**WHAT TO DO:** Restate the data below word for word, omitting pictures.

[Items from a dataset]
+ + +
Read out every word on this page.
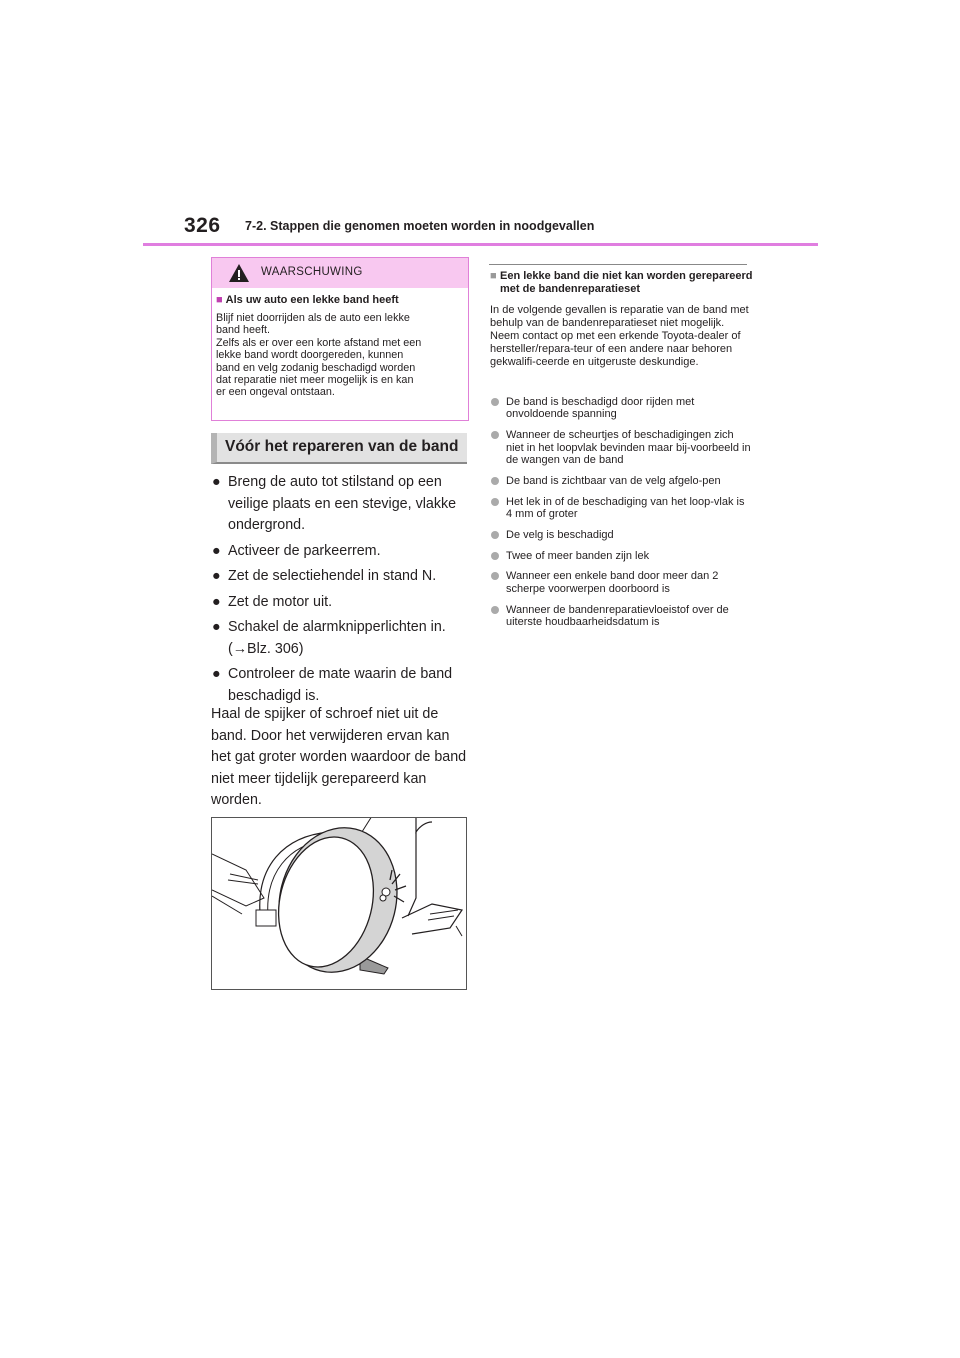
326 7-2. Stappen die genomen moeten worden in noodgevallen
WAARSCHUWING
■ Als uw auto een lekke band heeft

Blijf niet doorrijden als de auto een lekke
band heeft.
Zelfs als er over een korte afstand met een
lekke band wordt doorgereden, kunnen
band en velg zodanig beschadigd worden
dat reparatie niet meer mogelijk is en kan
er een ongeval ontstaan.

Vóór het repareren van de band
● Breng de auto tot stilstand op een veilige plaats en een stevige, vlakke ondergrond.
● Activeer de parkeerrem.
● Zet de selectiehendel in stand N.
● Zet de motor uit.
● Schakel de alarmknipperlichten in. (→Blz. 306)
● Controleer de mate waarin de band beschadigd is.

Haal de spijker of schroef niet uit de band. Door het verwijderen ervan kan het gat groter worden waardoor de band niet meer tijdelijk gerepareerd kan worden.

■ Een lekke band die niet kan worden gerepareerd met de bandenreparatieset

In de volgende gevallen is reparatie van de band met behulp van de bandenreparatieset niet mogelijk. Neem contact op met een erkende Toyota-dealer of hersteller/repara-teur of een andere naar behoren gekwalifi-ceerde en uitgeruste deskundige.

De band is beschadigd door rijden met onvoldoende spanning
Wanneer de scheurtjes of beschadigingen zich niet in het loopvlak bevinden maar bij-voorbeeld in de wangen van de band
De band is zichtbaar van de velg afgelo-pen
Het lek in of de beschadiging van het loop-vlak is 4 mm of groter
De velg is beschadigd
Twee of meer banden zijn lek
Wanneer een enkele band door meer dan 2 scherpe voorwerpen doorboord is
Wanneer de bandenreparatievloeistof over de uiterste houdbaarheidsdatum is
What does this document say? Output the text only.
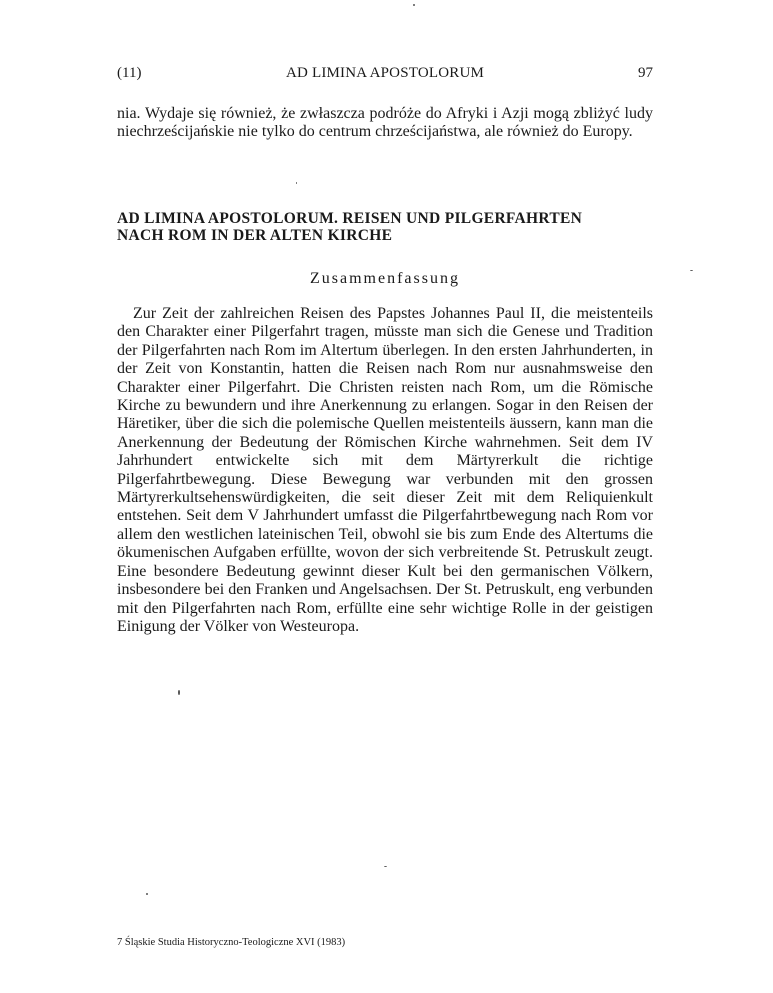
(11)	AD LIMINA APOSTOLORUM	97
nia. Wydaje się również, że zwłaszcza podróże do Afryki i Azji mogą zbliżyć ludy niechrześcijańskie nie tylko do centrum chrześcijaństwa, ale również do Europy.
AD LIMINA APOSTOLORUM. REISEN UND PILGERFAHRTEN
NACH ROM IN DER ALTEN KIRCHE
Zusammenfassung
Zur Zeit der zahlreichen Reisen des Papstes Johannes Paul II, die meistenteils den Charakter einer Pilgerfahrt tragen, müsste man sich die Genese und Tradition der Pilgerfahrten nach Rom im Altertum überlegen. In den ersten Jahrhunderten, in der Zeit von Konstantin, hatten die Reisen nach Rom nur ausnahmsweise den Charakter einer Pilgerfahrt. Die Christen reisten nach Rom, um die Römische Kirche zu bewundern und ihre Anerkennung zu erlangen. Sogar in den Reisen der Häretiker, über die sich die polemische Quellen meistenteils äussern, kann man die Anerkennung der Bedeutung der Römischen Kirche wahrnehmen. Seit dem IV Jahrhundert entwickelte sich mit dem Märtyrerkult die richtige Pilgerfahrtbewegung. Diese Bewegung war verbunden mit den grossen Märtyrerkultsehenswürdigkeiten, die seit dieser Zeit mit dem Reliquienkult entstehen. Seit dem V Jahrhundert umfasst die Pilgerfahrtbewegung nach Rom vor allem den westlichen lateinischen Teil, obwohl sie bis zum Ende des Altertums die ökumenischen Aufgaben erfüllte, wovon der sich verbreitende St. Petruskult zeugt. Eine besondere Bedeutung gewinnt dieser Kult bei den germanischen Völkern, insbesondere bei den Franken und Angelsachsen. Der St. Petruskult, eng verbunden mit den Pilgerfahrten nach Rom, erfüllte eine sehr wichtige Rolle in der geistigen Einigung der Völker von Westeuropa.
7 Śląskie Studia Historyczno-Teologiczne XVI (1983)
+ + +
**RESULT OF THE EXERCISE:**
Read out every word on this page.
326 7-2. Stappen die genomen moeten worden in noodgevallen
WAARSCHUWING
■ Als uw auto een lekke band heeft

Blijf niet doorrijden als de auto een lekke
band heeft.
Zelfs als er over een korte afstand met een
lekke band wordt doorgereden, kunnen
band en velg zodanig beschadigd worden
dat reparatie niet meer mogelijk is en kan
er een ongeval ontstaan.

Vóór het repareren van de band
● Breng de auto tot stilstand op een veilige plaats en een stevige, vlakke ondergrond.
● Activeer de parkeerrem.
● Zet de selectiehendel in stand N.
● Zet de motor uit.
● Schakel de alarmknipperlichten in. (→Blz. 306)
● Controleer de mate waarin de band beschadigd is.

Haal de spijker of schroef niet uit de band. Door het verwijderen ervan kan het gat groter worden waardoor de band niet meer tijdelijk gerepareerd kan worden.

■ Een lekke band die niet kan worden gerepareerd met de bandenreparatieset

In de volgende gevallen is reparatie van de band met behulp van de bandenreparatieset niet mogelijk. Neem contact op met een erkende Toyota-dealer of hersteller/repara-teur of een andere naar behoren gekwalifi-ceerde en uitgeruste deskundige.

De band is beschadigd door rijden met onvoldoende spanning
Wanneer de scheurtjes of beschadigingen zich niet in het loopvlak bevinden maar bij-voorbeeld in de wangen van de band
De band is zichtbaar van de velg afgelo-pen
Het lek in of de beschadiging van het loop-vlak is 4 mm of groter
De velg is beschadigd
Twee of meer banden zijn lek
Wanneer een enkele band door meer dan 2 scherpe voorwerpen doorboord is
Wanneer de bandenreparatievloeistof over de uiterste houdbaarheidsdatum is
What does this document say? Output the text only.
(11)	AD LIMINA APOSTOLORUM	97
nia. Wydaje się również, że zwłaszcza podróże do Afryki i Azji mogą zbliżyć ludy niechrześcijańskie nie tylko do centrum chrześcijaństwa, ale również do Europy.
AD LIMINA APOSTOLORUM. REISEN UND PILGERFAHRTEN
NACH ROM IN DER ALTEN KIRCHE
Zusammenfassung
Zur Zeit der zahlreichen Reisen des Papstes Johannes Paul II, die meistenteils den Charakter einer Pilgerfahrt tragen, müsste man sich die Genese und Tradition der Pilgerfahrten nach Rom im Altertum überlegen. In den ersten Jahrhunderten, in der Zeit von Konstantin, hatten die Reisen nach Rom nur ausnahmsweise den Charakter einer Pilgerfahrt. Die Christen reisten nach Rom, um die Römische Kirche zu bewundern und ihre Anerkennung zu erlangen. Sogar in den Reisen der Häretiker, über die sich die polemische Quellen meistenteils äussern, kann man die Anerkennung der Bedeutung der Römischen Kirche wahrnehmen. Seit dem IV Jahrhundert entwickelte sich mit dem Märtyrerkult die richtige Pilgerfahrtbewegung. Diese Bewegung war verbunden mit den grossen Märtyrerkultsehenswürdigkeiten, die seit dieser Zeit mit dem Reliquienkult entstehen. Seit dem V Jahrhundert umfasst die Pilgerfahrtbewegung nach Rom vor allem den westlichen lateinischen Teil, obwohl sie bis zum Ende des Altertums die ökumenischen Aufgaben erfüllte, wovon der sich verbreitende St. Petruskult zeugt. Eine besondere Bedeutung gewinnt dieser Kult bei den germanischen Völkern, insbesondere bei den Franken und Angelsachsen. Der St. Petruskult, eng verbunden mit den Pilgerfahrten nach Rom, erfüllte eine sehr wichtige Rolle in der geistigen Einigung der Völker von Westeuropa.
7 Śląskie Studia Historyczno-Teologiczne XVI (1983)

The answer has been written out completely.